MATERIAL SUPPLIED:
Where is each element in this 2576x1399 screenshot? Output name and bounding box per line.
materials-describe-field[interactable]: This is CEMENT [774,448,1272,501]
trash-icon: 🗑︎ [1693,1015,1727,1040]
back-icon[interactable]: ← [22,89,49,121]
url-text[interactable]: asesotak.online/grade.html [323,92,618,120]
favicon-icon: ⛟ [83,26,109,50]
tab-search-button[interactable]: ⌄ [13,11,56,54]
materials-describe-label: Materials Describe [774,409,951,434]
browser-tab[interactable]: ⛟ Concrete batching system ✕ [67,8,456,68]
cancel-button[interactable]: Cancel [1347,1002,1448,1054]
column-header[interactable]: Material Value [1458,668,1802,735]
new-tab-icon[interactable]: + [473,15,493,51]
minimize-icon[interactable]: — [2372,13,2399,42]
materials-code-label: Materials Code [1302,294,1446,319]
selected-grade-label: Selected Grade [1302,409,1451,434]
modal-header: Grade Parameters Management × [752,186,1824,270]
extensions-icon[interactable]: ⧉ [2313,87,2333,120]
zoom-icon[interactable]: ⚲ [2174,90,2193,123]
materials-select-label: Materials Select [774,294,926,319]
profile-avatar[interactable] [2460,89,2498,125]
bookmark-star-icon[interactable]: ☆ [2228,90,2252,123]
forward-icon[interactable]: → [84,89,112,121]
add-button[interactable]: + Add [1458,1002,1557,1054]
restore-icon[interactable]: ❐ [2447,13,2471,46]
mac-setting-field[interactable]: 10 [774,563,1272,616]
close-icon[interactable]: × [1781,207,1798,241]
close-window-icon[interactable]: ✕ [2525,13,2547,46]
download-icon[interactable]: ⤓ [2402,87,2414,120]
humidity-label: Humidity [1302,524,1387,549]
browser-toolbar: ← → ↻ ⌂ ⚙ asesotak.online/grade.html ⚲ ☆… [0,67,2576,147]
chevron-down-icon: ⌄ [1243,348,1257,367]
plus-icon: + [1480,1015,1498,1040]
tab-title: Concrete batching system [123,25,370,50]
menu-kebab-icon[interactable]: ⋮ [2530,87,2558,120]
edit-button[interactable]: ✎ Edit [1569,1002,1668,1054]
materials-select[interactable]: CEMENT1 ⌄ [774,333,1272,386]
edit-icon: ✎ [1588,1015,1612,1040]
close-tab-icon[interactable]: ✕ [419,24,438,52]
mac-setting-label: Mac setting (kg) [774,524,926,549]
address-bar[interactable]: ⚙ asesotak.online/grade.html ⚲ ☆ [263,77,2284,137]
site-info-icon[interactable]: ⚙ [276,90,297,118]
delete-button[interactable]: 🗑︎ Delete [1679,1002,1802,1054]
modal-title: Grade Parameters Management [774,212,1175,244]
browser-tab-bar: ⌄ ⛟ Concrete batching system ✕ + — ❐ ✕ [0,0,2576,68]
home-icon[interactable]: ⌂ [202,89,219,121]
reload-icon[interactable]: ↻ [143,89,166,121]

STATED EXERCISE: Update the data from the first line up to and including the line containing "materials-describe-label: Materials Describe" by replacing "CEMENT" with "GRAVEL", leaving everything else unchanged.

RESPONSE:
Where is each element in this 2576x1399 screenshot? Output name and bounding box per line.
materials-describe-field[interactable]: This is GRAVEL [774,448,1272,501]
trash-icon: 🗑︎ [1693,1015,1727,1040]
back-icon[interactable]: ← [22,89,49,121]
url-text[interactable]: asesotak.online/grade.html [323,92,618,120]
favicon-icon: ⛟ [83,26,109,50]
tab-search-button[interactable]: ⌄ [13,11,56,54]
materials-describe-label: Materials Describe [774,409,951,434]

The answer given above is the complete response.